(Dataset excerpt)

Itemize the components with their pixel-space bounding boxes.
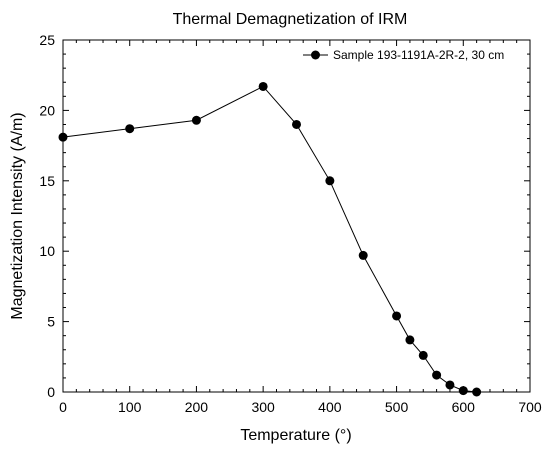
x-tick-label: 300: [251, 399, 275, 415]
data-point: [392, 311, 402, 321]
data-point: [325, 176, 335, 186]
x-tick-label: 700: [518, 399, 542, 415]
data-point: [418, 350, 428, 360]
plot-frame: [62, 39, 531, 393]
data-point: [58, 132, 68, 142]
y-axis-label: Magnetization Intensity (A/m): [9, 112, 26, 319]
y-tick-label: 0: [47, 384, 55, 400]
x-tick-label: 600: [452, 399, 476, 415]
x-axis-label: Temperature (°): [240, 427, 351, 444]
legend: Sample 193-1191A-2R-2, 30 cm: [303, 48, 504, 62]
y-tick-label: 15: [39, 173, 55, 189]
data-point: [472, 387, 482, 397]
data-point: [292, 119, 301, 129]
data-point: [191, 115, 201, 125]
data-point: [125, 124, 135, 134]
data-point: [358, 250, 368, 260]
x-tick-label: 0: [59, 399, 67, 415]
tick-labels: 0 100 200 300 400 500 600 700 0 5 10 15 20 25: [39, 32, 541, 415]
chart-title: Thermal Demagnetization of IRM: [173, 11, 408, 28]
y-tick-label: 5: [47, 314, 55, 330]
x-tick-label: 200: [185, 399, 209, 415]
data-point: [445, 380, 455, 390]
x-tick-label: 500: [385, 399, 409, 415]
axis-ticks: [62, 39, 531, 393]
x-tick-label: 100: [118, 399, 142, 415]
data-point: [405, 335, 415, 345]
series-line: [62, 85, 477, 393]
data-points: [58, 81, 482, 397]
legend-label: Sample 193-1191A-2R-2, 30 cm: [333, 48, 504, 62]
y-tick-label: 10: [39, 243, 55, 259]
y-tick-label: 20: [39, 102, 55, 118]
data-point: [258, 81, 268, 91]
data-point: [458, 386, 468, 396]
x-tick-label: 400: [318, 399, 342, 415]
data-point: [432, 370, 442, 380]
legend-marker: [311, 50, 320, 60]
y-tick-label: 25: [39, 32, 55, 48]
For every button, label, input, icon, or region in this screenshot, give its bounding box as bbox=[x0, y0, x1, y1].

:: What the exercise asks ::
Output the lines of the material between the one containing "x-tick-label: 300: [251, 399, 275, 415]" and the one containing "y-tick-label: 0: [47, 384, 55, 400]", inclusive, as a Markdown table with columns Number and Record line, skipping any blank lines.

:: Written response ::
| Number | Record line |
|---|---|
| 1 | x-tick-label: 300: [251, 399, 275, 415] |
| 2 | data-point: [392, 311, 402, 321] |
| 3 | data-point: [325, 176, 335, 186] |
| 4 | x-tick-label: 700: [518, 399, 542, 415] |
| 5 | data-point: [418, 350, 428, 360] |
| 6 | plot-frame: [62, 39, 531, 393] |
| 7 | data-point: [58, 132, 68, 142] |
| 8 | y-axis-label: Magnetization Intensity (A/m): [9, 112, 26, 319] |
| 9 | y-tick-label: 0: [47, 384, 55, 400] |